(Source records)
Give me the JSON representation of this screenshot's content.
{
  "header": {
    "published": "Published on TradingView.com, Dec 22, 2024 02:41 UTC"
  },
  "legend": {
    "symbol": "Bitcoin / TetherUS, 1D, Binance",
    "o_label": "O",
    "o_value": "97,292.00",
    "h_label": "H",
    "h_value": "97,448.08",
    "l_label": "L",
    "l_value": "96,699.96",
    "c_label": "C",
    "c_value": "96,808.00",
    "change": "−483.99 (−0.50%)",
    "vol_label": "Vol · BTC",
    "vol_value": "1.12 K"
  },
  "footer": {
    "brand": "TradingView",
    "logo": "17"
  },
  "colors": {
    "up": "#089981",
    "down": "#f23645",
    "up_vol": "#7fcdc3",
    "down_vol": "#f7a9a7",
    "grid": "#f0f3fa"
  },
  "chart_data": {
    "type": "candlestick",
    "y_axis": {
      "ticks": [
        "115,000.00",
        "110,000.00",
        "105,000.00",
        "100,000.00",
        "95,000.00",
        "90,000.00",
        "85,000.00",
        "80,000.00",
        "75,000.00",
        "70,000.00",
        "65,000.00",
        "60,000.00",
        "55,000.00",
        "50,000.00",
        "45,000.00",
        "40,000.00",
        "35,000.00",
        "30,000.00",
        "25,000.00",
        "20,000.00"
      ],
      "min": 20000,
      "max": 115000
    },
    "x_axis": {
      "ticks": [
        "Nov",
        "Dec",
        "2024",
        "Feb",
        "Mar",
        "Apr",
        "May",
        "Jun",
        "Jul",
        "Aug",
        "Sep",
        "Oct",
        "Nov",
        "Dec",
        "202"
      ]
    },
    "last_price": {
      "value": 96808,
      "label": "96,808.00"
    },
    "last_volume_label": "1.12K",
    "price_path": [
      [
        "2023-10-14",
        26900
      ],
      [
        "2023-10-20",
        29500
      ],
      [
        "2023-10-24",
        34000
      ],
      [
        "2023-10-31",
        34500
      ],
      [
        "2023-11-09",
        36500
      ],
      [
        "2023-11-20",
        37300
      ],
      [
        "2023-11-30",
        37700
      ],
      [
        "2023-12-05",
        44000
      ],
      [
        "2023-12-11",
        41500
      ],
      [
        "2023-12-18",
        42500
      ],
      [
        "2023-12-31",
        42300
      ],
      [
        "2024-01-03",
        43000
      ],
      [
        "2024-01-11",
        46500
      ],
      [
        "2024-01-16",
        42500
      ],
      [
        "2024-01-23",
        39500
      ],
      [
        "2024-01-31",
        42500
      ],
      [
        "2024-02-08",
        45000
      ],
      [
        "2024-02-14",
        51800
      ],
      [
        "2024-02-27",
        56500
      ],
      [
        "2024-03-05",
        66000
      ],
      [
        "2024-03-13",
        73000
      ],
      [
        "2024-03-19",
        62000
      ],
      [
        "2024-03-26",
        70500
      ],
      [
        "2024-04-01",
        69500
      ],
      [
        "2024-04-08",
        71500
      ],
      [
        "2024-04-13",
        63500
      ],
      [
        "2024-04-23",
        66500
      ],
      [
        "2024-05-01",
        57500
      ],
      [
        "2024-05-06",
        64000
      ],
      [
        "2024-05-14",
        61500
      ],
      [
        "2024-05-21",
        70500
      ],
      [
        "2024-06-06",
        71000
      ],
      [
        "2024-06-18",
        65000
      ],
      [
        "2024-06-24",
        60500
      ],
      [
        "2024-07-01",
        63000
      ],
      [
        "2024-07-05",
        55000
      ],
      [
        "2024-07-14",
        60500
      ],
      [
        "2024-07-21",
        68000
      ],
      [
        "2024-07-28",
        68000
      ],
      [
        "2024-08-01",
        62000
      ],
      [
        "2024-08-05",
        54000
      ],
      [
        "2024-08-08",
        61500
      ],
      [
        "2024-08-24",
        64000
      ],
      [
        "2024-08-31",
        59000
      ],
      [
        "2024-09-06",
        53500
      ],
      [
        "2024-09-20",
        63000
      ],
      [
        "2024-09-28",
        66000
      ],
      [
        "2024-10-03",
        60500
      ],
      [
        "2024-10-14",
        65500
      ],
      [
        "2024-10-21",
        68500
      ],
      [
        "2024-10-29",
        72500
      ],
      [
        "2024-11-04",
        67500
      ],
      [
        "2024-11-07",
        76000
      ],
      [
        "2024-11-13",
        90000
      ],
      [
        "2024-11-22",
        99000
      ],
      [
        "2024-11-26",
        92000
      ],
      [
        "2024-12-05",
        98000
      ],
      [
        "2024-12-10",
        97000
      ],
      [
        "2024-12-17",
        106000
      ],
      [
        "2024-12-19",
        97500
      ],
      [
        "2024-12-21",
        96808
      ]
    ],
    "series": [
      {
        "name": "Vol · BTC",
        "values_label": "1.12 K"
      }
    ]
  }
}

What you should do: Identify which lines contain the word "TradingView" and copy each one.

Exercise response:
    "published": "Published on TradingView.com, Dec 22, 2024 02:41 UTC"
    "brand": "TradingView",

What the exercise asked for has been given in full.